Given information.

▼

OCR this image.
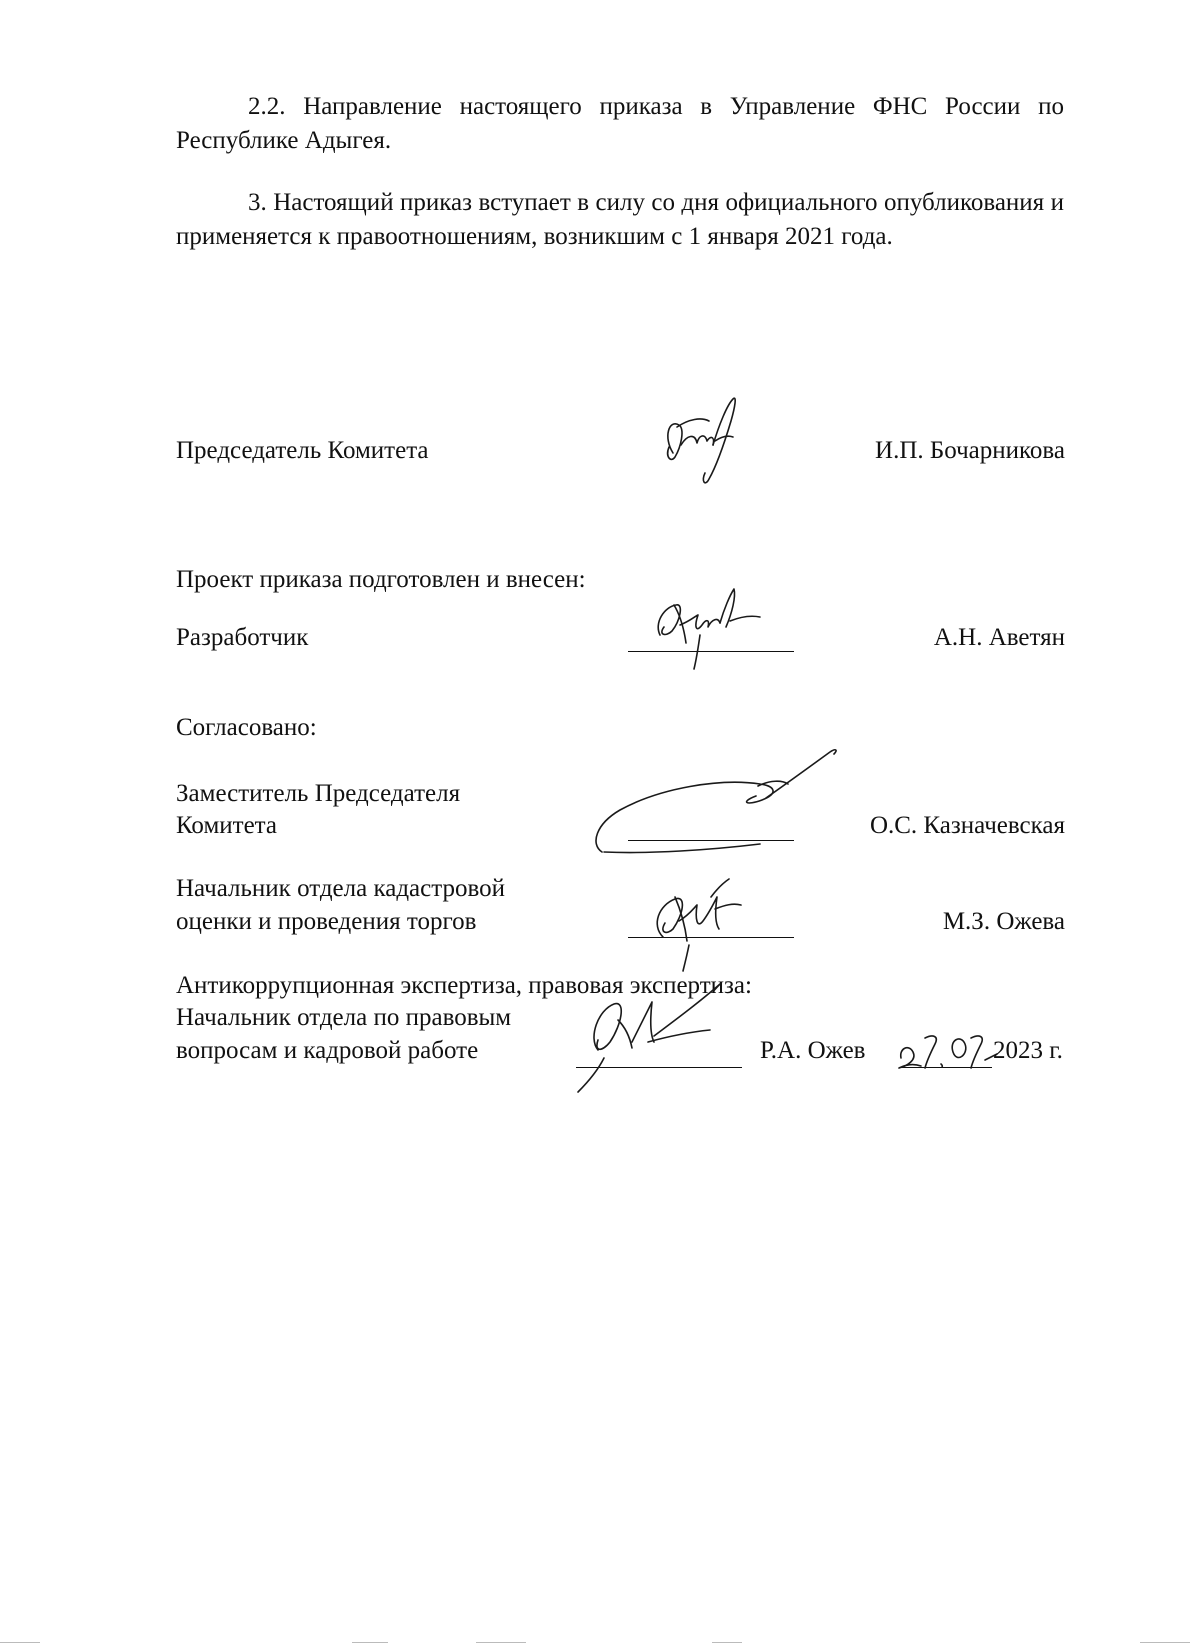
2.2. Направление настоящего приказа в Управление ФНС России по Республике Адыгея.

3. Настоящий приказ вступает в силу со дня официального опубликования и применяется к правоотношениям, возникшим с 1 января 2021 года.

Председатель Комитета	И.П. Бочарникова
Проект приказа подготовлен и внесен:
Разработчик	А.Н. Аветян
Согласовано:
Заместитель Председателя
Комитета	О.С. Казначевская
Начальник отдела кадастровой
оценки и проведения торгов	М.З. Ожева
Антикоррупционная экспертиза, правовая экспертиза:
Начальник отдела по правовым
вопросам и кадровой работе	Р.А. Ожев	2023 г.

▲

Copy out each record shown above without alteration, skipping any picture.

Answer to the exercise.
OCR this image.
2.2. Направление настоящего приказа в Управление ФНС России по Республике Адыгея.

3. Настоящий приказ вступает в силу со дня официального опубликования и применяется к правоотношениям, возникшим с 1 января 2021 года.

Председатель Комитета	И.П. Бочарникова
Проект приказа подготовлен и внесен:
Разработчик	А.Н. Аветян
Согласовано:
Заместитель Председателя
Комитета	О.С. Казначевская
Начальник отдела кадастровой
оценки и проведения торгов	М.З. Ожева
Антикоррупционная экспертиза, правовая экспертиза:
Начальник отдела по правовым
вопросам и кадровой работе	Р.А. Ожев	2023 г.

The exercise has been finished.